Directive: Word for word, restate every line of the listing that follows.
----- Provided data
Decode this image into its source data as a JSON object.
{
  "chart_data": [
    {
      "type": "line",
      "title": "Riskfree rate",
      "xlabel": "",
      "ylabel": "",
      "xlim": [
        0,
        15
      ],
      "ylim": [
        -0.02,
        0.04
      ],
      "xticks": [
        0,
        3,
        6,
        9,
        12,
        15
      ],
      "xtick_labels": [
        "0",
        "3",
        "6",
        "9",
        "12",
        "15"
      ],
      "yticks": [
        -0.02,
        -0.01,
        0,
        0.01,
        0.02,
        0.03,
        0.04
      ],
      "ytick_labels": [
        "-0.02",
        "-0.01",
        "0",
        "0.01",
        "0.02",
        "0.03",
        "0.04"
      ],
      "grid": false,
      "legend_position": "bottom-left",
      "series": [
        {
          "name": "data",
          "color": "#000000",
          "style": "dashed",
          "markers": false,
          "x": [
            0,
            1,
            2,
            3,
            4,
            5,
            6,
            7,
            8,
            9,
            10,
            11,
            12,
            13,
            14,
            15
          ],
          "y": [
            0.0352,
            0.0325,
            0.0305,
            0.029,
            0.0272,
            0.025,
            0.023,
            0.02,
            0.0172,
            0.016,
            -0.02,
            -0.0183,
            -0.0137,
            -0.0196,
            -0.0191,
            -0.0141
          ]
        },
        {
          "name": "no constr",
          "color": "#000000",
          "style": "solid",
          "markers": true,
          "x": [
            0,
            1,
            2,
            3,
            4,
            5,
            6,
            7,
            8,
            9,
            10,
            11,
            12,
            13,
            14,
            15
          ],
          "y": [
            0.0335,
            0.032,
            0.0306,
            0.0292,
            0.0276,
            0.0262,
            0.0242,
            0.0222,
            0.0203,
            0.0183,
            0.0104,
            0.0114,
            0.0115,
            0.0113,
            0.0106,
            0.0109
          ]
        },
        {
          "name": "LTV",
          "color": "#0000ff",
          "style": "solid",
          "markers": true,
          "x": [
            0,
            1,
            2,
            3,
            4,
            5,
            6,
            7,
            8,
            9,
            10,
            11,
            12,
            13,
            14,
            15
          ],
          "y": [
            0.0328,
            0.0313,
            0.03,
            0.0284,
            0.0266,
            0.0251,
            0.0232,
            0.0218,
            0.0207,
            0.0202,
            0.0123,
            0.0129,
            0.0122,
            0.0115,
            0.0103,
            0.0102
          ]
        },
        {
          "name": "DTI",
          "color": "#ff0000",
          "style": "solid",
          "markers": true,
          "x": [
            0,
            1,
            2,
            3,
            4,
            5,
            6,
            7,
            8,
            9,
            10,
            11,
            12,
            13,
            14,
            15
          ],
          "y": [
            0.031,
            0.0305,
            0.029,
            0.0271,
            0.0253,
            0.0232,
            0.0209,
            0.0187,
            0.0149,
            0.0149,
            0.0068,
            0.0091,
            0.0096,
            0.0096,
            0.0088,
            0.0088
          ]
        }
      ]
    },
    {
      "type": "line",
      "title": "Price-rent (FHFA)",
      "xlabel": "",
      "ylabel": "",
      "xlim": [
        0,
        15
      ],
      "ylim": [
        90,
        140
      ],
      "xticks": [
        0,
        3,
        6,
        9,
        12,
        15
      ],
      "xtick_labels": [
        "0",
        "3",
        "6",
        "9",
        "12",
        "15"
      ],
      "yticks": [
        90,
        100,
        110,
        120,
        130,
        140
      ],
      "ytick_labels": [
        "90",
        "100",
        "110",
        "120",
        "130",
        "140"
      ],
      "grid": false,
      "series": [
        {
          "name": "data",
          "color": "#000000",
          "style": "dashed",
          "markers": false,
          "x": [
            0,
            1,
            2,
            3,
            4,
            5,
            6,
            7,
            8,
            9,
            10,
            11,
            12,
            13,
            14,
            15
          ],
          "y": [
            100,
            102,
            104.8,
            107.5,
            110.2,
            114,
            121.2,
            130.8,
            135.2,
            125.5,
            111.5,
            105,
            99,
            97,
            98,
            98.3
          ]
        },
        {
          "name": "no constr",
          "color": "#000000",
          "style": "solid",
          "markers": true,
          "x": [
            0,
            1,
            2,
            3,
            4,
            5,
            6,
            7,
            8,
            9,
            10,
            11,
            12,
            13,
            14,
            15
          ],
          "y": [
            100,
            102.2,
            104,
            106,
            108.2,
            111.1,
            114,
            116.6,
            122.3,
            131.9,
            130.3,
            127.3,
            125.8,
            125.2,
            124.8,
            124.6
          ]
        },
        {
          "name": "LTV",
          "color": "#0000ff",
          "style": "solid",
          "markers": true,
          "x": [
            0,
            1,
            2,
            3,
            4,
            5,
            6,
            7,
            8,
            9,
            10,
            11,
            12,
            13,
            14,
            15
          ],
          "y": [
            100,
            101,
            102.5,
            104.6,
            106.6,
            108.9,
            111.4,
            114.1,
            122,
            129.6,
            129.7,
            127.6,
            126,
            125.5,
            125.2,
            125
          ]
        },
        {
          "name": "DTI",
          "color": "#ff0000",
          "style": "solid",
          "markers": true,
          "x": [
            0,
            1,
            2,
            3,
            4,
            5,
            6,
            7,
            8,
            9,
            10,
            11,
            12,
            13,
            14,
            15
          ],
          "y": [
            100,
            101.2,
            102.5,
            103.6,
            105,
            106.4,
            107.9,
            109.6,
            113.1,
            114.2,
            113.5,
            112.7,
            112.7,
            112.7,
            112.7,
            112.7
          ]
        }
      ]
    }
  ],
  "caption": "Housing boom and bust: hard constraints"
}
----------
Exercise output:
Decode this image into its source data as a JSON object.
{
  "chart_data": [
    {
      "type": "line",
      "title": "Riskfree rate",
      "xlabel": "",
      "ylabel": "",
      "xlim": [
        0,
        15
      ],
      "ylim": [
        -0.02,
        0.04
      ],
      "xticks": [
        0,
        3,
        6,
        9,
        12,
        15
      ],
      "xtick_labels": [
        "0",
        "3",
        "6",
        "9",
        "12",
        "15"
      ],
      "yticks": [
        -0.02,
        -0.01,
        0,
        0.01,
        0.02,
        0.03,
        0.04
      ],
      "ytick_labels": [
        "-0.02",
        "-0.01",
        "0",
        "0.01",
        "0.02",
        "0.03",
        "0.04"
      ],
      "grid": false,
      "legend_position": "bottom-left",
      "series": [
        {
          "name": "data",
          "color": "#000000",
          "style": "dashed",
          "markers": false,
          "x": [
            0,
            1,
            2,
            3,
            4,
            5,
            6,
            7,
            8,
            9,
            10,
            11,
            12,
            13,
            14,
            15
          ],
          "y": [
            0.0352,
            0.0325,
            0.0305,
            0.029,
            0.0272,
            0.025,
            0.023,
            0.02,
            0.0172,
            0.016,
            -0.02,
            -0.0183,
            -0.0137,
            -0.0196,
            -0.0191,
            -0.0141
          ]
        },
        {
          "name": "no constr",
          "color": "#000000",
          "style": "solid",
          "markers": true,
          "x": [
            0,
            1,
            2,
            3,
            4,
            5,
            6,
            7,
            8,
            9,
            10,
            11,
            12,
            13,
            14,
            15
          ],
          "y": [
            0.0335,
            0.032,
            0.0306,
            0.0292,
            0.0276,
            0.0262,
            0.0242,
            0.0222,
            0.0203,
            0.0183,
            0.0104,
            0.0114,
            0.0115,
            0.0113,
            0.0106,
            0.0109
          ]
        },
        {
          "name": "LTV",
          "color": "#0000ff",
          "style": "solid",
          "markers": true,
          "x": [
            0,
            1,
            2,
            3,
            4,
            5,
            6,
            7,
            8,
            9,
            10,
            11,
            12,
            13,
            14,
            15
          ],
          "y": [
            0.0328,
            0.0313,
            0.03,
            0.0284,
            0.0266,
            0.0251,
            0.0232,
            0.0218,
            0.0207,
            0.0202,
            0.0123,
            0.0129,
            0.0122,
            0.0115,
            0.0103,
            0.0102
          ]
        },
        {
          "name": "DTI",
          "color": "#ff0000",
          "style": "solid",
          "markers": true,
          "x": [
            0,
            1,
            2,
            3,
            4,
            5,
            6,
            7,
            8,
            9,
            10,
            11,
            12,
            13,
            14,
            15
          ],
          "y": [
            0.031,
            0.0305,
            0.029,
            0.0271,
            0.0253,
            0.0232,
            0.0209,
            0.0187,
            0.0149,
            0.0149,
            0.0068,
            0.0091,
            0.0096,
            0.0096,
            0.0088,
            0.0088
          ]
        }
      ]
    },
    {
      "type": "line",
      "title": "Price-rent (FHFA)",
      "xlabel": "",
      "ylabel": "",
      "xlim": [
        0,
        15
      ],
      "ylim": [
        90,
        140
      ],
      "xticks": [
        0,
        3,
        6,
        9,
        12,
        15
      ],
      "xtick_labels": [
        "0",
        "3",
        "6",
        "9",
        "12",
        "15"
      ],
      "yticks": [
        90,
        100,
        110,
        120,
        130,
        140
      ],
      "ytick_labels": [
        "90",
        "100",
        "110",
        "120",
        "130",
        "140"
      ],
      "grid": false,
      "series": [
        {
          "name": "data",
          "color": "#000000",
          "style": "dashed",
          "markers": false,
          "x": [
            0,
            1,
            2,
            3,
            4,
            5,
            6,
            7,
            8,
            9,
            10,
            11,
            12,
            13,
            14,
            15
          ],
          "y": [
            100,
            102,
            104.8,
            107.5,
            110.2,
            114,
            121.2,
            130.8,
            135.2,
            125.5,
            111.5,
            105,
            99,
            97,
            98,
            98.3
          ]
        },
        {
          "name": "no constr",
          "color": "#000000",
          "style": "solid",
          "markers": true,
          "x": [
            0,
            1,
            2,
            3,
            4,
            5,
            6,
            7,
            8,
            9,
            10,
            11,
            12,
            13,
            14,
            15
          ],
          "y": [
            100,
            102.2,
            104,
            106,
            108.2,
            111.1,
            114,
            116.6,
            122.3,
            131.9,
            130.3,
            127.3,
            125.8,
            125.2,
            124.8,
            124.6
          ]
        },
        {
          "name": "LTV",
          "color": "#0000ff",
          "style": "solid",
          "markers": true,
          "x": [
            0,
            1,
            2,
            3,
            4,
            5,
            6,
            7,
            8,
            9,
            10,
            11,
            12,
            13,
            14,
            15
          ],
          "y": [
            100,
            101,
            102.5,
            104.6,
            106.6,
            108.9,
            111.4,
            114.1,
            122,
            129.6,
            129.7,
            127.6,
            126,
            125.5,
            125.2,
            125
          ]
        },
        {
          "name": "DTI",
          "color": "#ff0000",
          "style": "solid",
          "markers": true,
          "x": [
            0,
            1,
            2,
            3,
            4,
            5,
            6,
            7,
            8,
            9,
            10,
            11,
            12,
            13,
            14,
            15
          ],
          "y": [
            100,
            101.2,
            102.5,
            103.6,
            105,
            106.4,
            107.9,
            109.6,
            113.1,
            114.2,
            113.5,
            112.7,
            112.7,
            112.7,
            112.7,
            112.7
          ]
        }
      ]
    }
  ],
  "caption": "Housing boom and bust: hard constraints"
}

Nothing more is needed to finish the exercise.